Lines of data

★ ★ ★ ★ ★

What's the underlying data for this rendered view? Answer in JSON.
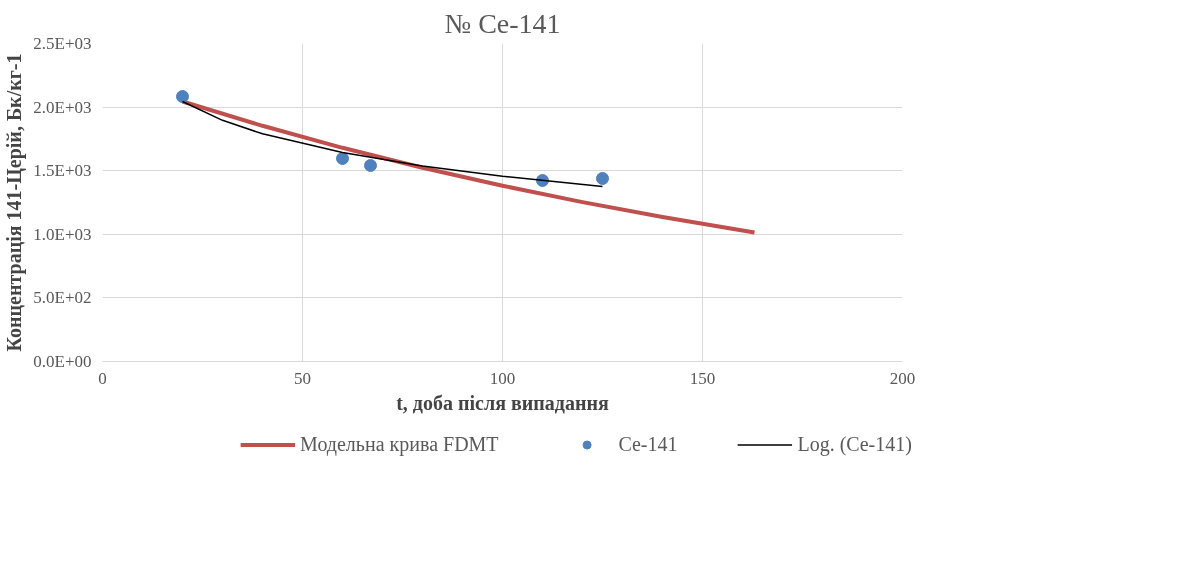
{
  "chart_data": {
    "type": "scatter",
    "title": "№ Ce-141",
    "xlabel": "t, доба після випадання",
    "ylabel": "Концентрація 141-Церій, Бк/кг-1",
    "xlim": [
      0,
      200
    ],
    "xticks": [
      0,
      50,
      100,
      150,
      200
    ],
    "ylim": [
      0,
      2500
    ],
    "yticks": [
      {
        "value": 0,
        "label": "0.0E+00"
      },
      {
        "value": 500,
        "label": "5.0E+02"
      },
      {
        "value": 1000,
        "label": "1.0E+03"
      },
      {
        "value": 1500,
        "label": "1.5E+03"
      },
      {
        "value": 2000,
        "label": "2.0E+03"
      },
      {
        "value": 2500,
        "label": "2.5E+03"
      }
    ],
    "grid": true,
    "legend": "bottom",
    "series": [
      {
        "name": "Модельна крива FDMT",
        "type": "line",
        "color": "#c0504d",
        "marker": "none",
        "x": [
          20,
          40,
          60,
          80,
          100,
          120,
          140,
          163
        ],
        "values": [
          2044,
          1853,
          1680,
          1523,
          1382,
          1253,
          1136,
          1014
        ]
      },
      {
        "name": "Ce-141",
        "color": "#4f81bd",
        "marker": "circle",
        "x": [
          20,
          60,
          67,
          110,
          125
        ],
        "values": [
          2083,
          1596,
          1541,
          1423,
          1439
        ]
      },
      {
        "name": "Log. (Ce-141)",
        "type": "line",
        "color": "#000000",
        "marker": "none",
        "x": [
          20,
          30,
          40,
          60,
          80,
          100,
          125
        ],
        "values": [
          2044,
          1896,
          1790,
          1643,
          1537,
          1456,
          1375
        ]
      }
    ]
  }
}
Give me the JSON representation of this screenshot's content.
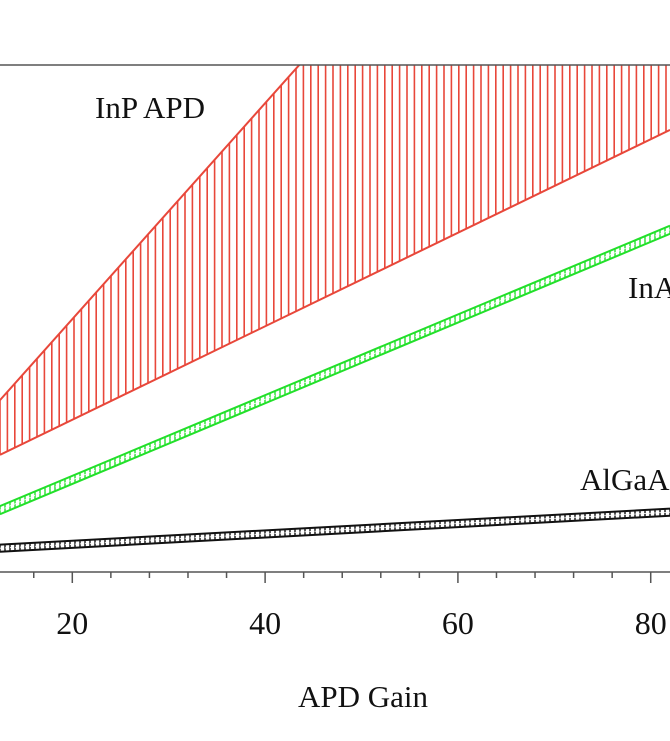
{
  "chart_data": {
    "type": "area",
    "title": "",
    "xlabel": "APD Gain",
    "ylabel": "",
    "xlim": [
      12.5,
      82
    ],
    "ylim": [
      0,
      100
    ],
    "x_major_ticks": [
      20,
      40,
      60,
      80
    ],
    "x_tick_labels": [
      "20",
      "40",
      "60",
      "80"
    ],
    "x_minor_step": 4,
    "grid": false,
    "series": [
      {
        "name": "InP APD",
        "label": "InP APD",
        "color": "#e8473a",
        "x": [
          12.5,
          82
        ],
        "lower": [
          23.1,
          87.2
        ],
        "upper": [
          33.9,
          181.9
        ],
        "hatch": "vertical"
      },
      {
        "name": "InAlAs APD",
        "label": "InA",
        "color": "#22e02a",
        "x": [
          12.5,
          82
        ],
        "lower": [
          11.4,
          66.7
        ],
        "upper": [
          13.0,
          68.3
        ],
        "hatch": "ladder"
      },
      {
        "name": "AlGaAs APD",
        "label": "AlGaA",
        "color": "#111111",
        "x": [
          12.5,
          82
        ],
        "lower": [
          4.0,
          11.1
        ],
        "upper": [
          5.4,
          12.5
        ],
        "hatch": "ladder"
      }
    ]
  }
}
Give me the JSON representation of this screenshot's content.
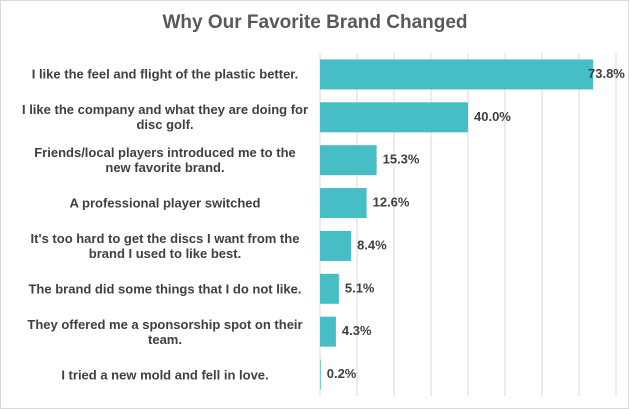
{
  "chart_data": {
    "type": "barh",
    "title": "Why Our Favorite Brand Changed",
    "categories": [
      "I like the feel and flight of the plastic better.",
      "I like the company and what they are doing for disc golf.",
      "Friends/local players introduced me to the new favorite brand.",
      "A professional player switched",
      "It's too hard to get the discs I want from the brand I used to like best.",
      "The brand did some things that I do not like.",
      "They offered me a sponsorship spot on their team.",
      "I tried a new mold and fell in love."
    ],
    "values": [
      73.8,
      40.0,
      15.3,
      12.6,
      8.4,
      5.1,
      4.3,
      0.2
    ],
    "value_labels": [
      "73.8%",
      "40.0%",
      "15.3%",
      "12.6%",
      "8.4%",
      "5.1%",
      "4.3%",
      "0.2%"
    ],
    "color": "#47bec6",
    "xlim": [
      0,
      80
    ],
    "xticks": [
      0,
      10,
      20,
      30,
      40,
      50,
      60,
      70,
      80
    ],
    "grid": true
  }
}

★ ★ ★ ★ ★

→ TO BE DONE
Print all of the entries word for word. Skip any images they contain.

→ COMPLETE OUTPUT
What's the underlying data for this rendered view? Answer in JSON.
{
  "chart_data": {
    "type": "scatter",
    "title": "№ Ce-141",
    "xlabel": "t, доба після випадання",
    "ylabel": "Концентрація 141-Церій, Бк/кг-1",
    "xlim": [
      0,
      200
    ],
    "xticks": [
      0,
      50,
      100,
      150,
      200
    ],
    "ylim": [
      0,
      2500
    ],
    "yticks": [
      {
        "value": 0,
        "label": "0.0E+00"
      },
      {
        "value": 500,
        "label": "5.0E+02"
      },
      {
        "value": 1000,
        "label": "1.0E+03"
      },
      {
        "value": 1500,
        "label": "1.5E+03"
      },
      {
        "value": 2000,
        "label": "2.0E+03"
      },
      {
        "value": 2500,
        "label": "2.5E+03"
      }
    ],
    "grid": true,
    "legend": "bottom",
    "series": [
      {
        "name": "Модельна крива FDMT",
        "type": "line",
        "color": "#c0504d",
        "marker": "none",
        "x": [
          20,
          40,
          60,
          80,
          100,
          120,
          140,
          163
        ],
        "values": [
          2044,
          1853,
          1680,
          1523,
          1382,
          1253,
          1136,
          1014
        ]
      },
      {
        "name": "Ce-141",
        "color": "#4f81bd",
        "marker": "circle",
        "x": [
          20,
          60,
          67,
          110,
          125
        ],
        "values": [
          2083,
          1596,
          1541,
          1423,
          1439
        ]
      },
      {
        "name": "Log. (Ce-141)",
        "type": "line",
        "color": "#000000",
        "marker": "none",
        "x": [
          20,
          30,
          40,
          60,
          80,
          100,
          125
        ],
        "values": [
          2044,
          1896,
          1790,
          1643,
          1537,
          1456,
          1375
        ]
      }
    ]
  }
}
Give me the JSON representation of this screenshot's content.
{
  "chart_data": {
    "type": "area",
    "title": "",
    "xlabel": "APD Gain",
    "ylabel": "",
    "xlim": [
      12.5,
      82
    ],
    "ylim": [
      0,
      100
    ],
    "x_major_ticks": [
      20,
      40,
      60,
      80
    ],
    "x_tick_labels": [
      "20",
      "40",
      "60",
      "80"
    ],
    "x_minor_step": 4,
    "grid": false,
    "series": [
      {
        "name": "InP APD",
        "label": "InP APD",
        "color": "#e8473a",
        "x": [
          12.5,
          82
        ],
        "lower": [
          23.1,
          87.2
        ],
        "upper": [
          33.9,
          181.9
        ],
        "hatch": "vertical"
      },
      {
        "name": "InAlAs APD",
        "label": "InA",
        "color": "#22e02a",
        "x": [
          12.5,
          82
        ],
        "lower": [
          11.4,
          66.7
        ],
        "upper": [
          13.0,
          68.3
        ],
        "hatch": "ladder"
      },
      {
        "name": "AlGaAs APD",
        "label": "AlGaA",
        "color": "#111111",
        "x": [
          12.5,
          82
        ],
        "lower": [
          4.0,
          11.1
        ],
        "upper": [
          5.4,
          12.5
        ],
        "hatch": "ladder"
      }
    ]
  }
}
Give me the JSON representation of this screenshot's content.
{
  "chart_data": {
    "type": "barh",
    "title": "Why Our Favorite Brand Changed",
    "categories": [
      "I like the feel and flight of the plastic better.",
      "I like the company and what they are doing for disc golf.",
      "Friends/local players introduced me to the new favorite brand.",
      "A professional player switched",
      "It's too hard to get the discs I want from the brand I used to like best.",
      "The brand did some things that I do not like.",
      "They offered me a sponsorship spot on their team.",
      "I tried a new mold and fell in love."
    ],
    "values": [
      73.8,
      40.0,
      15.3,
      12.6,
      8.4,
      5.1,
      4.3,
      0.2
    ],
    "value_labels": [
      "73.8%",
      "40.0%",
      "15.3%",
      "12.6%",
      "8.4%",
      "5.1%",
      "4.3%",
      "0.2%"
    ],
    "color": "#47bec6",
    "xlim": [
      0,
      80
    ],
    "xticks": [
      0,
      10,
      20,
      30,
      40,
      50,
      60,
      70,
      80
    ],
    "grid": true
  }
}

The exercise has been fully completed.